[start of Information supplied]

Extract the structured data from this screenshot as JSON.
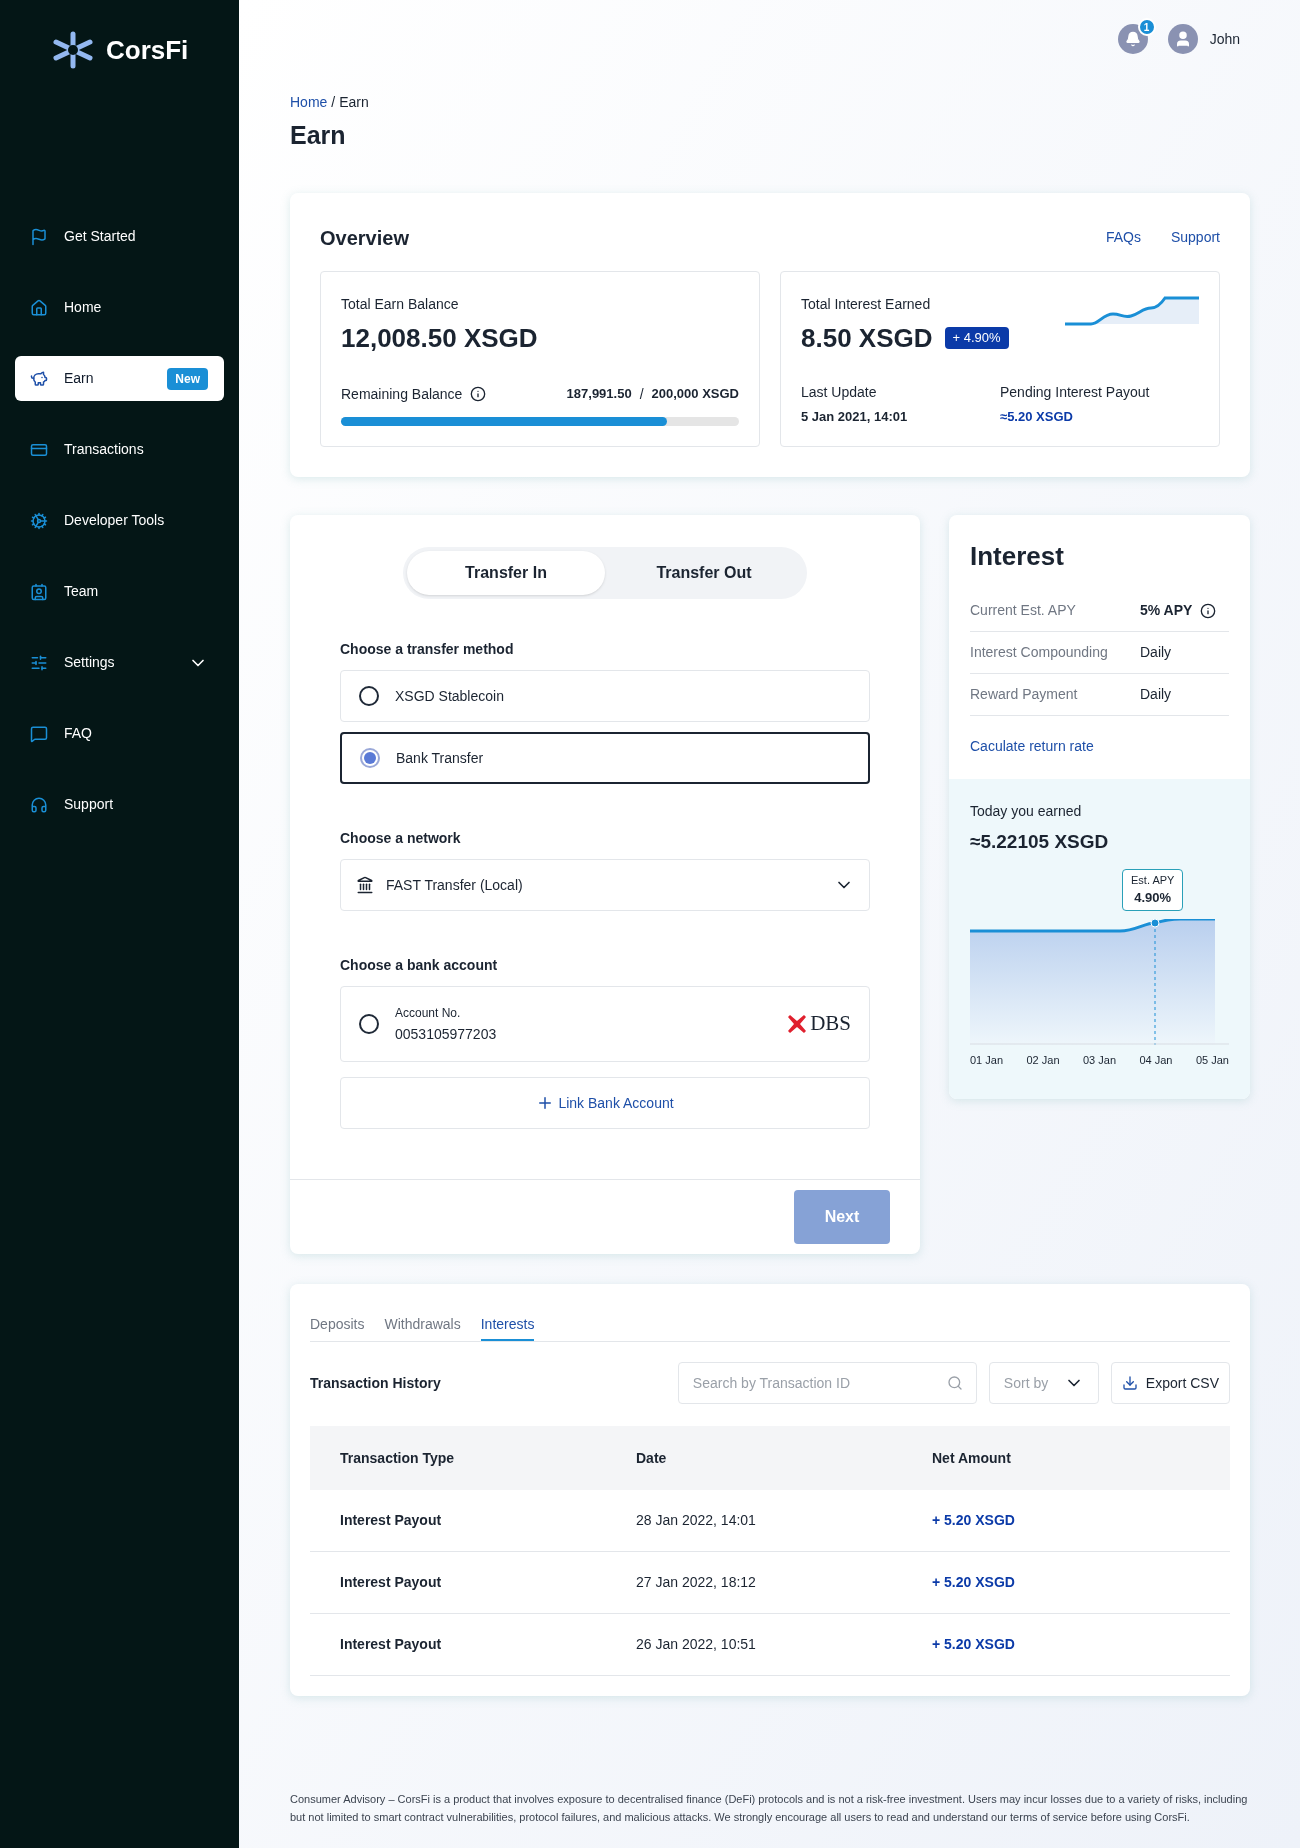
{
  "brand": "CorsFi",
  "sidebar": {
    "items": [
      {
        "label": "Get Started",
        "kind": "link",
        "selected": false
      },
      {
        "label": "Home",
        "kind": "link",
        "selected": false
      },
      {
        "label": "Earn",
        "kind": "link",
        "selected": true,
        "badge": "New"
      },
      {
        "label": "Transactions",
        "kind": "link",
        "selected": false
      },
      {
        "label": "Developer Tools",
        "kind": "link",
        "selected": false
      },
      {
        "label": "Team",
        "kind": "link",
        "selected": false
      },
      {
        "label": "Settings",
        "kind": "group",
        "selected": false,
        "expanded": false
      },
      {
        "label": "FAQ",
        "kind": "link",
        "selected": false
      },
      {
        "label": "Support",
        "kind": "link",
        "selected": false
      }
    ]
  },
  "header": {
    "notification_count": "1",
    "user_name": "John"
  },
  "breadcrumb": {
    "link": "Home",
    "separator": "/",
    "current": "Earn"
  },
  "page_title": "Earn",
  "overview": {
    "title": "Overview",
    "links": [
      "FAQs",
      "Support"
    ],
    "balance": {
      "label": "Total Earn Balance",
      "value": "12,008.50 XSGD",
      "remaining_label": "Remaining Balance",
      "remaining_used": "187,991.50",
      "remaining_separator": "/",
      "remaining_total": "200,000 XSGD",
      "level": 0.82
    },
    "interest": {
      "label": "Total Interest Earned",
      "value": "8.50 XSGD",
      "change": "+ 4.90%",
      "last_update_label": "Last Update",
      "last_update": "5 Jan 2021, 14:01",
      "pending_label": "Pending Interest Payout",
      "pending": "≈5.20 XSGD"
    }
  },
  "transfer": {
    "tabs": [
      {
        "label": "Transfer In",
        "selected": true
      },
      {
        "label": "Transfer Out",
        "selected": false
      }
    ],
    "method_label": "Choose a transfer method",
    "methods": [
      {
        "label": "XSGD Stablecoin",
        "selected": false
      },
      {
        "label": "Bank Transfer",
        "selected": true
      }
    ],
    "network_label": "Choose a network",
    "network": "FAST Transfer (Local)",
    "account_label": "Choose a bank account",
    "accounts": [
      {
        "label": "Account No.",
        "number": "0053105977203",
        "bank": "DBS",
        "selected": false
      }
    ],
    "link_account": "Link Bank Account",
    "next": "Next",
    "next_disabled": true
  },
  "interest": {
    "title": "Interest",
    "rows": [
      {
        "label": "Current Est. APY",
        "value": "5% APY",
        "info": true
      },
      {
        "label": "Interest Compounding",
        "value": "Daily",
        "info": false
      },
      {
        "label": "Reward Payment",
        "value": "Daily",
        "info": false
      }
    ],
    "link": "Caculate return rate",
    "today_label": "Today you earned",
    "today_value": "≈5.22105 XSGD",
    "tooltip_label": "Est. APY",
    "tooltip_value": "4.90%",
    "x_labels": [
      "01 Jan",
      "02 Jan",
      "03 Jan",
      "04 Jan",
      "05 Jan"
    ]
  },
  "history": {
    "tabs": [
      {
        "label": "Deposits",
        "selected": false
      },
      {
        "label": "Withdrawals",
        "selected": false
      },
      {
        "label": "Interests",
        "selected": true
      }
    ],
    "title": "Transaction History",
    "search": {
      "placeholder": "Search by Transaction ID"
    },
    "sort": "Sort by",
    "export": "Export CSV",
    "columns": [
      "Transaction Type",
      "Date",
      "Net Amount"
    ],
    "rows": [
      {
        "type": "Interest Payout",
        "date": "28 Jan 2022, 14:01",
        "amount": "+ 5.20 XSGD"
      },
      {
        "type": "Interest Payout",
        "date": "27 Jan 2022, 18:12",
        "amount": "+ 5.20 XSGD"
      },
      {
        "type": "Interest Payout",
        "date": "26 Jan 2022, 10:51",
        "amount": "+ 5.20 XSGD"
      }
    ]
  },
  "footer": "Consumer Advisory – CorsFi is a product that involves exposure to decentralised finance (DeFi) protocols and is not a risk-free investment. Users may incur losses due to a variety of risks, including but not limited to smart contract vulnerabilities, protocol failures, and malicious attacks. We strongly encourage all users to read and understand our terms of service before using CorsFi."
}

[end of Information supplied]

:: Problem to work on ::
Restate each entry word for word, leaving out any pictures.

:: Answer below ::
Extract the structured data from this screenshot as JSON.
{
  "brand": "CorsFi",
  "sidebar": {
    "items": [
      {
        "label": "Get Started",
        "kind": "link",
        "selected": false
      },
      {
        "label": "Home",
        "kind": "link",
        "selected": false
      },
      {
        "label": "Earn",
        "kind": "link",
        "selected": true,
        "badge": "New"
      },
      {
        "label": "Transactions",
        "kind": "link",
        "selected": false
      },
      {
        "label": "Developer Tools",
        "kind": "link",
        "selected": false
      },
      {
        "label": "Team",
        "kind": "link",
        "selected": false
      },
      {
        "label": "Settings",
        "kind": "group",
        "selected": false,
        "expanded": false
      },
      {
        "label": "FAQ",
        "kind": "link",
        "selected": false
      },
      {
        "label": "Support",
        "kind": "link",
        "selected": false
      }
    ]
  },
  "header": {
    "notification_count": "1",
    "user_name": "John"
  },
  "breadcrumb": {
    "link": "Home",
    "separator": "/",
    "current": "Earn"
  },
  "page_title": "Earn",
  "overview": {
    "title": "Overview",
    "links": [
      "FAQs",
      "Support"
    ],
    "balance": {
      "label": "Total Earn Balance",
      "value": "12,008.50 XSGD",
      "remaining_label": "Remaining Balance",
      "remaining_used": "187,991.50",
      "remaining_separator": "/",
      "remaining_total": "200,000 XSGD",
      "level": 0.82
    },
    "interest": {
      "label": "Total Interest Earned",
      "value": "8.50 XSGD",
      "change": "+ 4.90%",
      "last_update_label": "Last Update",
      "last_update": "5 Jan 2021, 14:01",
      "pending_label": "Pending Interest Payout",
      "pending": "≈5.20 XSGD"
    }
  },
  "transfer": {
    "tabs": [
      {
        "label": "Transfer In",
        "selected": true
      },
      {
        "label": "Transfer Out",
        "selected": false
      }
    ],
    "method_label": "Choose a transfer method",
    "methods": [
      {
        "label": "XSGD Stablecoin",
        "selected": false
      },
      {
        "label": "Bank Transfer",
        "selected": true
      }
    ],
    "network_label": "Choose a network",
    "network": "FAST Transfer (Local)",
    "account_label": "Choose a bank account",
    "accounts": [
      {
        "label": "Account No.",
        "number": "0053105977203",
        "bank": "DBS",
        "selected": false
      }
    ],
    "link_account": "Link Bank Account",
    "next": "Next",
    "next_disabled": true
  },
  "interest": {
    "title": "Interest",
    "rows": [
      {
        "label": "Current Est. APY",
        "value": "5% APY",
        "info": true
      },
      {
        "label": "Interest Compounding",
        "value": "Daily",
        "info": false
      },
      {
        "label": "Reward Payment",
        "value": "Daily",
        "info": false
      }
    ],
    "link": "Caculate return rate",
    "today_label": "Today you earned",
    "today_value": "≈5.22105 XSGD",
    "tooltip_label": "Est. APY",
    "tooltip_value": "4.90%",
    "x_labels": [
      "01 Jan",
      "02 Jan",
      "03 Jan",
      "04 Jan",
      "05 Jan"
    ]
  },
  "history": {
    "tabs": [
      {
        "label": "Deposits",
        "selected": false
      },
      {
        "label": "Withdrawals",
        "selected": false
      },
      {
        "label": "Interests",
        "selected": true
      }
    ],
    "title": "Transaction History",
    "search": {
      "placeholder": "Search by Transaction ID"
    },
    "sort": "Sort by",
    "export": "Export CSV",
    "columns": [
      "Transaction Type",
      "Date",
      "Net Amount"
    ],
    "rows": [
      {
        "type": "Interest Payout",
        "date": "28 Jan 2022, 14:01",
        "amount": "+ 5.20 XSGD"
      },
      {
        "type": "Interest Payout",
        "date": "27 Jan 2022, 18:12",
        "amount": "+ 5.20 XSGD"
      },
      {
        "type": "Interest Payout",
        "date": "26 Jan 2022, 10:51",
        "amount": "+ 5.20 XSGD"
      }
    ]
  },
  "footer": "Consumer Advisory – CorsFi is a product that involves exposure to decentralised finance (DeFi) protocols and is not a risk-free investment. Users may incur losses due to a variety of risks, including but not limited to smart contract vulnerabilities, protocol failures, and malicious attacks. We strongly encourage all users to read and understand our terms of service before using CorsFi."
}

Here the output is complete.